「人を殺すことができる国」 (Hito o Korosu Koto ga Dekiru Kuni)
“A Country Where People Can Kill Others”

I have to come clean about something; I’ve only seen two episodes of the 2003 anime back when I got the boxset a few years back. It was one of those shows I kept meaning to return to, but was always sidetracked by one thing or another. From the two episodes I’ve seen, I admired the central plot of Kino no Tabi as our titular character went on a journey across the world with talking motorcycle Hermes as they examine the town’s way of living. Because much of the world has a fantastical, magical tinge to it, the vast differences in each country’s culture offer up philosophical lessons for Kino to mull over while taking three day visits to each country.

**Data records**
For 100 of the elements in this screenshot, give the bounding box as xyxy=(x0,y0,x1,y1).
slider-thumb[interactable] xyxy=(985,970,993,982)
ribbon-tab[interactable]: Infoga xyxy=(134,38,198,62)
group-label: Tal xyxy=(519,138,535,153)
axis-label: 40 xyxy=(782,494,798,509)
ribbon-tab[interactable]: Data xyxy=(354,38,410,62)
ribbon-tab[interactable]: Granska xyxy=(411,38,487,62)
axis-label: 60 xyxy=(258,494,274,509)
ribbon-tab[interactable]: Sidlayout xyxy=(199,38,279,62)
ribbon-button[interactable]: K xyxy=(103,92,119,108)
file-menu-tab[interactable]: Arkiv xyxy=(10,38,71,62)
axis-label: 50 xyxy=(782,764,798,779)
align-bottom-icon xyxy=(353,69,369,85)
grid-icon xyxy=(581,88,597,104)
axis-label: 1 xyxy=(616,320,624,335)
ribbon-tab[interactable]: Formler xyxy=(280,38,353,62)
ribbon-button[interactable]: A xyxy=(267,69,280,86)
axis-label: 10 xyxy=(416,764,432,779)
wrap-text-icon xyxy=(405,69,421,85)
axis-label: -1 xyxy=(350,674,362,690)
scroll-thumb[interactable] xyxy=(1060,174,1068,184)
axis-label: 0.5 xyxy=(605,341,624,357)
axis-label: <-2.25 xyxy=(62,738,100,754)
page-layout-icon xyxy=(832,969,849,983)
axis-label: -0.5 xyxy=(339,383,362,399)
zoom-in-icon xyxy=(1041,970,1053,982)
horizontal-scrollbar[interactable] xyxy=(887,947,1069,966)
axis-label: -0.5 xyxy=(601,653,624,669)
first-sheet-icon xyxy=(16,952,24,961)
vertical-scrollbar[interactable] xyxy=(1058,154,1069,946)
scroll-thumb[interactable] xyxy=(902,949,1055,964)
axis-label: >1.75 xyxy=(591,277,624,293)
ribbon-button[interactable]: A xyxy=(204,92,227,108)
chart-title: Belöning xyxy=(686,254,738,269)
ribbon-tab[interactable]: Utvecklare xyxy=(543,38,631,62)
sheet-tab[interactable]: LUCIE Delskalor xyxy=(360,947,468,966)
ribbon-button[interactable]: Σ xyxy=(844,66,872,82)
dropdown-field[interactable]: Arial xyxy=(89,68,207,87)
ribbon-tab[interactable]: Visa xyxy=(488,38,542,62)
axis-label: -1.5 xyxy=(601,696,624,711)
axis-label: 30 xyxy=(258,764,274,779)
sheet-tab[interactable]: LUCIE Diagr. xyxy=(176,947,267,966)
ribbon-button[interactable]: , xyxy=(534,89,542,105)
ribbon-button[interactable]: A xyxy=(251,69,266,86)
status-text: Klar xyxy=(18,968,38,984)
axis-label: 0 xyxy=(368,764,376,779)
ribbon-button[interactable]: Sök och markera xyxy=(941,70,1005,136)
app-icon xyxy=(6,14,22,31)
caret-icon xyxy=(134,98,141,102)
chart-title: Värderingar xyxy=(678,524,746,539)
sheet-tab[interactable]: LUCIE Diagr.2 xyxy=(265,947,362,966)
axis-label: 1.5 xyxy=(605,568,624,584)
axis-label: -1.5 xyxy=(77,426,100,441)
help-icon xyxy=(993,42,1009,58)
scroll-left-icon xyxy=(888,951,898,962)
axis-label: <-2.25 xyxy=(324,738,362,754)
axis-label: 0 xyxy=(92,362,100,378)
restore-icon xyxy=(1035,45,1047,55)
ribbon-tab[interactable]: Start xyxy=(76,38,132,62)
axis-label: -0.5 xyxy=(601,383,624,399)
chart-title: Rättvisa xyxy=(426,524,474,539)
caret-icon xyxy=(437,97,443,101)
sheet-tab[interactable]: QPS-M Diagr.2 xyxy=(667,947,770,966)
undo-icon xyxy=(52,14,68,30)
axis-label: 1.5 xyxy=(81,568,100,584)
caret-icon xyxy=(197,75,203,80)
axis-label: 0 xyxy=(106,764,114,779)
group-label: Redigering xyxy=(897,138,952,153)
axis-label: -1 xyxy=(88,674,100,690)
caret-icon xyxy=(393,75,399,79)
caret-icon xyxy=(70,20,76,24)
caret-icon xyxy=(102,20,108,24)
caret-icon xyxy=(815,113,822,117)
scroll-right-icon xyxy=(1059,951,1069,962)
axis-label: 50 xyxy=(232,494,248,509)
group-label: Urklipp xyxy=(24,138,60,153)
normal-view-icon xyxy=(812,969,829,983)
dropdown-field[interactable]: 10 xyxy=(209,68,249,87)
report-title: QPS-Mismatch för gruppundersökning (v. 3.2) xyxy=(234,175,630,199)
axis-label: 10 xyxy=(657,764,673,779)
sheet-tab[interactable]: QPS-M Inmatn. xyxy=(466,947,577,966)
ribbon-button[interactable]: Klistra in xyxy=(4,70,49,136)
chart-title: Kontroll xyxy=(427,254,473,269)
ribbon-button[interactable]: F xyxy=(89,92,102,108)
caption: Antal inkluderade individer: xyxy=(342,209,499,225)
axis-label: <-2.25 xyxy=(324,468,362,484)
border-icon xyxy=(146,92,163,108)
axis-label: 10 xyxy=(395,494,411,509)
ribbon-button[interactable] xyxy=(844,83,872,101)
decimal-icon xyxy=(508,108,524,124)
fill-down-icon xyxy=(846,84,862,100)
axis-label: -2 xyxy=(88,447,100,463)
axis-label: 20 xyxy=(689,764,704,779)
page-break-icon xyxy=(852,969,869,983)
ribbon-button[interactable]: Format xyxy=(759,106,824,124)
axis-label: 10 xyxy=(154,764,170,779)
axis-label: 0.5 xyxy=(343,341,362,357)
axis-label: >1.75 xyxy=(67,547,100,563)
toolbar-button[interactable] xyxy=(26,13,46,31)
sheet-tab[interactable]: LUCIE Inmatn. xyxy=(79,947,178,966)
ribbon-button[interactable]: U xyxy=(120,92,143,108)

**Work to be completed**
Answer these questions from the Kino no Tabi passage.
1. What English title is given for 「人を殺すことができる国」?
2. How many episodes of the 2003 anime has the writer seen?
3. How long does Kino visit each country?
You won't need the entries for this.

**Full answer**
1. “A Country Where People Can Kill Others”
2. Two
3. Three days